#### What is required:
Transcribe the whole listing without a single picture.

#### Record list:
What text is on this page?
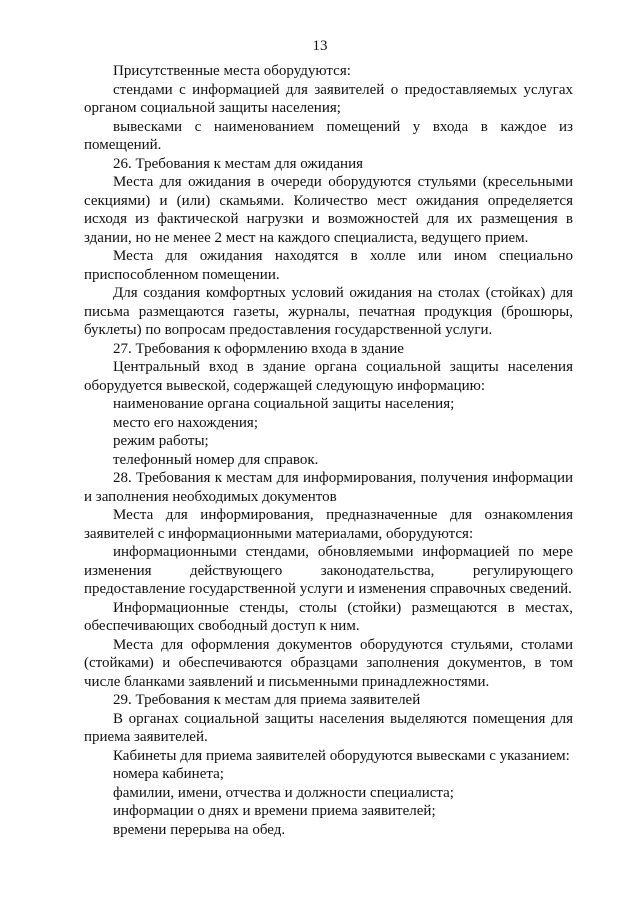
13

Присутственные места оборудуются:

стендами с информацией для заявителей о предоставляемых услугах органом социальной защиты населения;

вывесками с наименованием помещений у входа в каждое из помещений.

26. Требования к местам для ожидания

Места для ожидания в очереди оборудуются стульями (кресельными секциями) и (или) скамьями. Количество мест ожидания определяется исходя из фактической нагрузки и возможностей для их размещения в здании, но не менее 2 мест на каждого специалиста, ведущего прием.

Места для ожидания находятся в холле или ином специально приспособленном помещении.

Для создания комфортных условий ожидания на столах (стойках) для письма размещаются газеты, журналы, печатная продукция (брошюры, буклеты) по вопросам предоставления государственной услуги.

27. Требования к оформлению входа в здание

Центральный вход в здание органа социальной защиты населения оборудуется вывеской, содержащей следующую информацию:

наименование органа социальной защиты населения;

место его нахождения;

режим работы;

телефонный номер для справок.

28. Требования к местам для информирования, получения информации и заполнения необходимых документов

Места для информирования, предназначенные для ознакомления заявителей с информационными материалами, оборудуются:

информационными стендами, обновляемыми информацией по мере изменения действующего законодательства, регулирующего предоставление государственной услуги и изменения справочных сведений.

Информационные стенды, столы (стойки) размещаются в местах, обеспечивающих свободный доступ к ним.

Места для оформления документов оборудуются стульями, столами (стойками) и обеспечиваются образцами заполнения документов, в том числе бланками заявлений и письменными принадлежностями.

29. Требования к местам для приема заявителей

В органах социальной защиты населения выделяются помещения для приема заявителей.

Кабинеты для приема заявителей оборудуются вывесками с указанием:

номера кабинета;

фамилии, имени, отчества и должности специалиста;

информации о днях и времени приема заявителей;

времени перерыва на обед.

#### Correct response:
What text is on this page?
13

Присутственные места оборудуются:

стендами с информацией для заявителей о предоставляемых услугах органом социальной защиты населения;

вывесками с наименованием помещений у входа в каждое из помещений.

26. Требования к местам для ожидания

Места для ожидания в очереди оборудуются стульями (кресельными секциями) и (или) скамьями. Количество мест ожидания определяется исходя из фактической нагрузки и возможностей для их размещения в здании, но не менее 2 мест на каждого специалиста, ведущего прием.

Места для ожидания находятся в холле или ином специально приспособленном помещении.

Для создания комфортных условий ожидания на столах (стойках) для письма размещаются газеты, журналы, печатная продукция (брошюры, буклеты) по вопросам предоставления государственной услуги.

27. Требования к оформлению входа в здание

Центральный вход в здание органа социальной защиты населения оборудуется вывеской, содержащей следующую информацию:

наименование органа социальной защиты населения;

место его нахождения;

режим работы;

телефонный номер для справок.

28. Требования к местам для информирования, получения информации и заполнения необходимых документов

Места для информирования, предназначенные для ознакомления заявителей с информационными материалами, оборудуются:

информационными стендами, обновляемыми информацией по мере изменения действующего законодательства, регулирующего предоставление государственной услуги и изменения справочных сведений.

Информационные стенды, столы (стойки) размещаются в местах, обеспечивающих свободный доступ к ним.

Места для оформления документов оборудуются стульями, столами (стойками) и обеспечиваются образцами заполнения документов, в том числе бланками заявлений и письменными принадлежностями.

29. Требования к местам для приема заявителей

В органах социальной защиты населения выделяются помещения для приема заявителей.

Кабинеты для приема заявителей оборудуются вывесками с указанием:

номера кабинета;

фамилии, имени, отчества и должности специалиста;

информации о днях и времени приема заявителей;

времени перерыва на обед.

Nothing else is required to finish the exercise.